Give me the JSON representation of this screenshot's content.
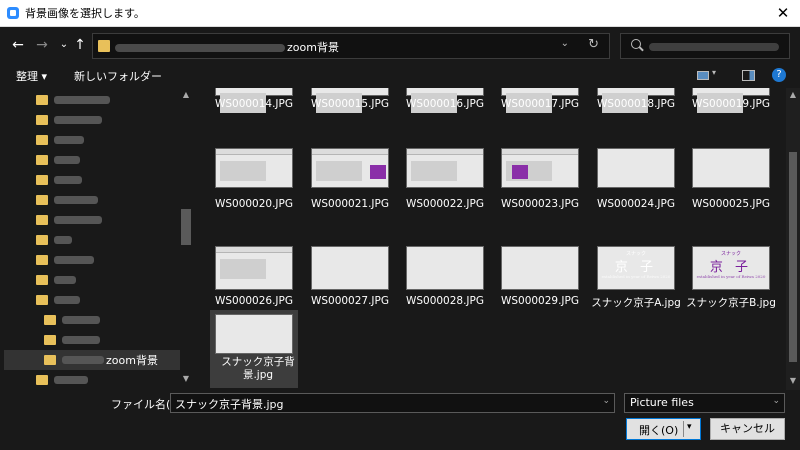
{
  "window": {
    "title": "背景画像を選択します。",
    "close_glyph": "✕"
  },
  "nav": {
    "back": "←",
    "forward": "→",
    "recent": "⌄",
    "up": "↑"
  },
  "address": {
    "path_suffix": "zoom背景",
    "dropdown": "⌄",
    "refresh": "↻"
  },
  "toolbar": {
    "organize": "整理 ▾",
    "new_folder": "新しいフォルダー",
    "help": "?"
  },
  "sidebar": {
    "selected_label": "zoom背景"
  },
  "files": [
    {
      "name": "WS000014.JPG",
      "kind": "shot"
    },
    {
      "name": "WS000015.JPG",
      "kind": "shot"
    },
    {
      "name": "WS000016.JPG",
      "kind": "shot"
    },
    {
      "name": "WS000017.JPG",
      "kind": "shot"
    },
    {
      "name": "WS000018.JPG",
      "kind": "shot"
    },
    {
      "name": "WS000019.JPG",
      "kind": "shot"
    },
    {
      "name": "WS000020.JPG",
      "kind": "shot"
    },
    {
      "name": "WS000021.JPG",
      "kind": "shot"
    },
    {
      "name": "WS000022.JPG",
      "kind": "shot"
    },
    {
      "name": "WS000023.JPG",
      "kind": "shot"
    },
    {
      "name": "WS000024.JPG",
      "kind": "checker"
    },
    {
      "name": "WS000025.JPG",
      "kind": "checker"
    },
    {
      "name": "WS000026.JPG",
      "kind": "shot"
    },
    {
      "name": "WS000027.JPG",
      "kind": "checker"
    },
    {
      "name": "WS000028.JPG",
      "kind": "checker"
    },
    {
      "name": "WS000029.JPG",
      "kind": "checker"
    },
    {
      "name": "スナック京子A.jpg",
      "kind": "sign-purple"
    },
    {
      "name": "スナック京子B.jpg",
      "kind": "sign-white"
    },
    {
      "name": "スナック京子背景.jpg",
      "kind": "checker",
      "selected": true
    }
  ],
  "signs": {
    "top": "スナック",
    "title": "京 子",
    "sub": "established in year of Reiwa 2020"
  },
  "bottom": {
    "filename_label": "ファイル名(N):",
    "filename_value": "スナック京子背景.jpg",
    "filetype_value": "Picture files",
    "open_label": "開く(O)",
    "cancel_label": "キャンセル"
  }
}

*-*-*

* Problem details
Quote the listing above in full, except for the pictures.

* Response to this task
Give me the JSON representation of this screenshot's content.
{
  "window": {
    "title": "背景画像を選択します。",
    "close_glyph": "✕"
  },
  "nav": {
    "back": "←",
    "forward": "→",
    "recent": "⌄",
    "up": "↑"
  },
  "address": {
    "path_suffix": "zoom背景",
    "dropdown": "⌄",
    "refresh": "↻"
  },
  "toolbar": {
    "organize": "整理 ▾",
    "new_folder": "新しいフォルダー",
    "help": "?"
  },
  "sidebar": {
    "selected_label": "zoom背景"
  },
  "files": [
    {
      "name": "WS000014.JPG",
      "kind": "shot"
    },
    {
      "name": "WS000015.JPG",
      "kind": "shot"
    },
    {
      "name": "WS000016.JPG",
      "kind": "shot"
    },
    {
      "name": "WS000017.JPG",
      "kind": "shot"
    },
    {
      "name": "WS000018.JPG",
      "kind": "shot"
    },
    {
      "name": "WS000019.JPG",
      "kind": "shot"
    },
    {
      "name": "WS000020.JPG",
      "kind": "shot"
    },
    {
      "name": "WS000021.JPG",
      "kind": "shot"
    },
    {
      "name": "WS000022.JPG",
      "kind": "shot"
    },
    {
      "name": "WS000023.JPG",
      "kind": "shot"
    },
    {
      "name": "WS000024.JPG",
      "kind": "checker"
    },
    {
      "name": "WS000025.JPG",
      "kind": "checker"
    },
    {
      "name": "WS000026.JPG",
      "kind": "shot"
    },
    {
      "name": "WS000027.JPG",
      "kind": "checker"
    },
    {
      "name": "WS000028.JPG",
      "kind": "checker"
    },
    {
      "name": "WS000029.JPG",
      "kind": "checker"
    },
    {
      "name": "スナック京子A.jpg",
      "kind": "sign-purple"
    },
    {
      "name": "スナック京子B.jpg",
      "kind": "sign-white"
    },
    {
      "name": "スナック京子背景.jpg",
      "kind": "checker",
      "selected": true
    }
  ],
  "signs": {
    "top": "スナック",
    "title": "京 子",
    "sub": "established in year of Reiwa 2020"
  },
  "bottom": {
    "filename_label": "ファイル名(N):",
    "filename_value": "スナック京子背景.jpg",
    "filetype_value": "Picture files",
    "open_label": "開く(O)",
    "cancel_label": "キャンセル"
  }
}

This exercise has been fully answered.